— What to produce —
Among the entries below, count the lines where the string "color" occurs, and give only the number.

[Figure collection entries]
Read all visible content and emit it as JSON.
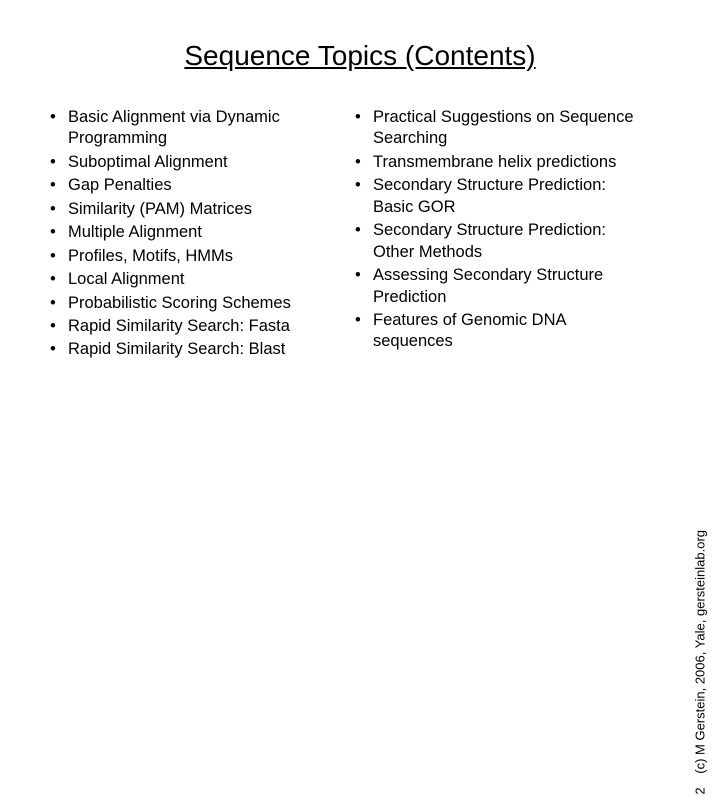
{
  "title": "Sequence Topics (Contents)",
  "columns": {
    "left": [
      "Basic Alignment via Dynamic Programming",
      "Suboptimal Alignment",
      "Gap Penalties",
      "Similarity (PAM) Matrices",
      "Multiple Alignment",
      "Profiles, Motifs, HMMs",
      "Local Alignment",
      "Probabilistic Scoring Schemes",
      "Rapid Similarity Search: Fasta",
      "Rapid Similarity Search: Blast"
    ],
    "right": [
      "Practical Suggestions on Sequence Searching",
      "Transmembrane helix predictions",
      "Secondary Structure Prediction: Basic GOR",
      "Secondary Structure Prediction: Other Methods",
      "Assessing Secondary Structure Prediction",
      "Features of Genomic DNA sequences"
    ]
  },
  "footer": {
    "page": "2",
    "credit": "(c) M Gerstein, 2006, Yale, gersteinlab.org"
  }
}
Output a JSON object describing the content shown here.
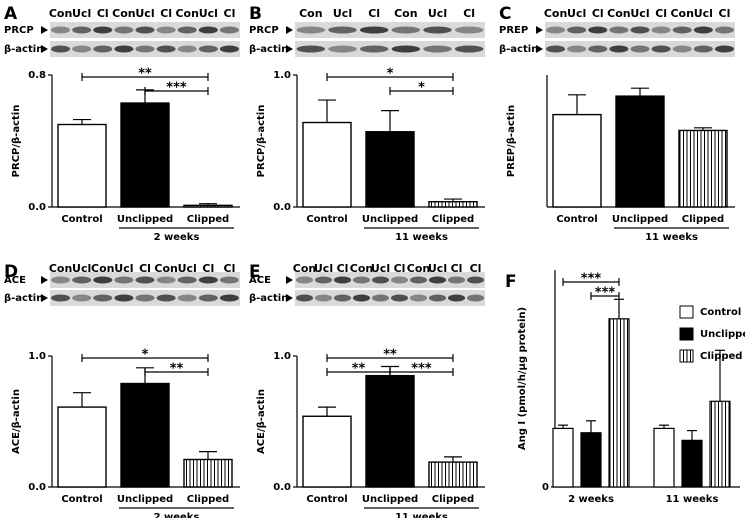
{
  "chart_data": [
    {
      "type": "bar",
      "label": "A",
      "lanes": [
        "Con",
        "Ucl",
        "Cl",
        "Con",
        "Ucl",
        "Cl",
        "Con",
        "Ucl",
        "Cl"
      ],
      "blots": [
        "PRCP",
        "β-actin"
      ],
      "ylabel": "PRCP/β-actin",
      "categories": [
        "Control",
        "Unclipped",
        "Clipped"
      ],
      "values": [
        0.5,
        0.63,
        0.01
      ],
      "errors": [
        0.03,
        0.08,
        0.01
      ],
      "fills": [
        "#ffffff",
        "#000000",
        "stripes"
      ],
      "group_label": "2 weeks",
      "ylim": [
        0,
        0.8
      ],
      "yticks": [
        {
          "value": 0,
          "label": "0.0"
        },
        0.8
      ],
      "significance": [
        {
          "between": [
            "Control",
            "Clipped"
          ],
          "label": "**"
        },
        {
          "between": [
            "Unclipped",
            "Clipped"
          ],
          "label": "***"
        }
      ]
    },
    {
      "type": "bar",
      "label": "B",
      "lanes": [
        "Con",
        "Ucl",
        "Cl",
        "Con",
        "Ucl",
        "Cl"
      ],
      "blots": [
        "PRCP",
        "β-actin"
      ],
      "ylabel": "PRCP/β-actin",
      "categories": [
        "Control",
        "Unclipped",
        "Clipped"
      ],
      "values": [
        0.64,
        0.57,
        0.04
      ],
      "errors": [
        0.17,
        0.16,
        0.02
      ],
      "fills": [
        "#ffffff",
        "#000000",
        "stripes"
      ],
      "group_label": "11 weeks",
      "ylim": [
        0,
        1
      ],
      "yticks": [
        {
          "value": 0,
          "label": "0.0"
        },
        {
          "value": 1,
          "label": "1.0"
        }
      ],
      "significance": [
        {
          "between": [
            "Control",
            "Clipped"
          ],
          "label": "*"
        },
        {
          "between": [
            "Unclipped",
            "Clipped"
          ],
          "label": "*"
        }
      ]
    },
    {
      "type": "bar",
      "label": "C",
      "lanes": [
        "Con",
        "Ucl",
        "Cl",
        "Con",
        "Ucl",
        "Cl",
        "Con",
        "Ucl",
        "Cl"
      ],
      "blots": [
        "PREP",
        "β-actin"
      ],
      "ylabel": "PREP/β-actin",
      "categories": [
        "Control",
        "Unclipped",
        "Clipped"
      ],
      "values": [
        0.7,
        0.84,
        0.58
      ],
      "errors": [
        0.15,
        0.06,
        0.02
      ],
      "fills": [
        "#ffffff",
        "#000000",
        "stripes"
      ],
      "group_label": "11 weeks",
      "ylim": [
        0,
        1
      ],
      "yticks": [],
      "significance": []
    },
    {
      "type": "bar",
      "label": "D",
      "lanes": [
        "Con",
        "Ucl",
        "Con",
        "Ucl",
        "Cl",
        "Con",
        "Ucl",
        "Cl",
        "Cl"
      ],
      "blots": [
        "ACE",
        "β-actin"
      ],
      "ylabel": "ACE/β-actin",
      "categories": [
        "Control",
        "Unclipped",
        "Clipped"
      ],
      "values": [
        0.61,
        0.79,
        0.21
      ],
      "errors": [
        0.11,
        0.12,
        0.06
      ],
      "fills": [
        "#ffffff",
        "#000000",
        "stripes"
      ],
      "group_label": "2 weeks",
      "ylim": [
        0,
        1
      ],
      "yticks": [
        {
          "value": 0,
          "label": "0.0"
        },
        {
          "value": 1,
          "label": "1.0"
        }
      ],
      "significance": [
        {
          "between": [
            "Control",
            "Clipped"
          ],
          "label": "*"
        },
        {
          "between": [
            "Unclipped",
            "Clipped"
          ],
          "label": "**"
        }
      ]
    },
    {
      "type": "bar",
      "label": "E",
      "lanes": [
        "Con",
        "Ucl",
        "Cl",
        "Con",
        "Ucl",
        "Cl",
        "Con",
        "Ucl",
        "Cl",
        "Cl"
      ],
      "blots": [
        "ACE",
        "β-actin"
      ],
      "ylabel": "ACE/β-actin",
      "categories": [
        "Control",
        "Unclipped",
        "Clipped"
      ],
      "values": [
        0.54,
        0.85,
        0.19
      ],
      "errors": [
        0.07,
        0.07,
        0.04
      ],
      "fills": [
        "#ffffff",
        "#000000",
        "stripes"
      ],
      "group_label": "11 weeks",
      "ylim": [
        0,
        1
      ],
      "yticks": [
        {
          "value": 0,
          "label": "0.0"
        },
        {
          "value": 1,
          "label": "1.0"
        }
      ],
      "significance": [
        {
          "between": [
            "Control",
            "Clipped"
          ],
          "label": "**"
        },
        {
          "between": [
            "Control",
            "Unclipped"
          ],
          "label": "**"
        },
        {
          "between": [
            "Unclipped",
            "Clipped"
          ],
          "label": "***"
        }
      ]
    },
    {
      "type": "grouped_bar",
      "label": "F",
      "ylabel": "Ang I (pmol/h/µg protein)",
      "categories": [
        "2 weeks",
        "11 weeks"
      ],
      "series": [
        {
          "name": "Control",
          "color": "#ffffff",
          "values": [
            54,
            54
          ],
          "errors": [
            3,
            3
          ]
        },
        {
          "name": "Unclipped",
          "color": "#000000",
          "values": [
            50,
            43
          ],
          "errors": [
            11,
            9
          ]
        },
        {
          "name": "Clipped",
          "color": "stripes",
          "values": [
            155,
            79
          ],
          "errors": [
            18,
            47
          ]
        }
      ],
      "ylim": [
        0,
        200
      ],
      "yticks": [
        0
      ],
      "legend": "upper right",
      "significance": [
        {
          "category": "2 weeks",
          "between": [
            "Control",
            "Clipped"
          ],
          "label": "***"
        },
        {
          "category": "2 weeks",
          "between": [
            "Unclipped",
            "Clipped"
          ],
          "label": "***"
        }
      ]
    }
  ]
}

— Output of the task —
3